BRIEF: Every record that follows must be duplicated exactly, with images left out.

DATA ROWS:
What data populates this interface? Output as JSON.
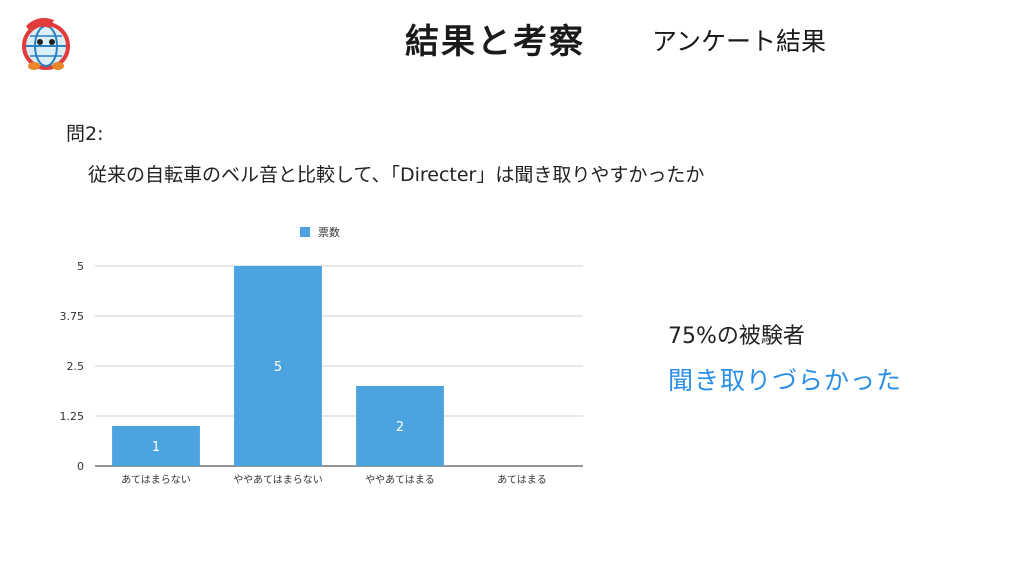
{
  "header": {
    "title": "結果と考察",
    "subtitle": "アンケート結果"
  },
  "logo": {
    "icon": "globe-mascot-logo"
  },
  "question": {
    "number": "問2:",
    "text": "従来の自転車のベル音と比較して、「Directer」は聞き取りやすかったか"
  },
  "result": {
    "percent_text": "75%の被験者",
    "highlight_text": "聞き取りづらかった",
    "highlight_color": "#2b8fe6"
  },
  "chart_data": {
    "type": "bar",
    "categories": [
      "あてはまらない",
      "ややあてはまらない",
      "ややあてはまる",
      "あてはまる"
    ],
    "series": [
      {
        "name": "票数",
        "values": [
          1,
          5,
          2,
          0
        ],
        "color": "#4da3e0"
      }
    ],
    "y_ticks": [
      "0",
      "1.25",
      "2.5",
      "3.75",
      "5"
    ],
    "ylim": [
      0,
      5
    ],
    "grid": true,
    "legend_position": "top-center",
    "data_labels": [
      "1",
      "5",
      "2",
      ""
    ]
  }
}
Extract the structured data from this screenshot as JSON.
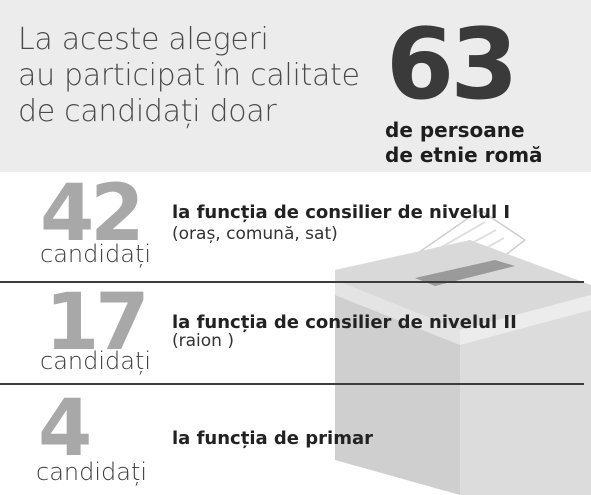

OUTPUT FOR THIS EXERCISE:
What data populates this interface? Output as JSON.
{
  "header": {
    "title": "結果と考察",
    "subtitle": "アンケート結果"
  },
  "logo": {
    "icon": "globe-mascot-logo"
  },
  "question": {
    "number": "問2:",
    "text": "従来の自転車のベル音と比較して、「Directer」は聞き取りやすかったか"
  },
  "result": {
    "percent_text": "75%の被験者",
    "highlight_text": "聞き取りづらかった",
    "highlight_color": "#2b8fe6"
  },
  "chart_data": {
    "type": "bar",
    "categories": [
      "あてはまらない",
      "ややあてはまらない",
      "ややあてはまる",
      "あてはまる"
    ],
    "series": [
      {
        "name": "票数",
        "values": [
          1,
          5,
          2,
          0
        ],
        "color": "#4da3e0"
      }
    ],
    "y_ticks": [
      "0",
      "1.25",
      "2.5",
      "3.75",
      "5"
    ],
    "ylim": [
      0,
      5
    ],
    "grid": true,
    "legend_position": "top-center",
    "data_labels": [
      "1",
      "5",
      "2",
      ""
    ]
  }
}
Extract the structured data from this screenshot as JSON.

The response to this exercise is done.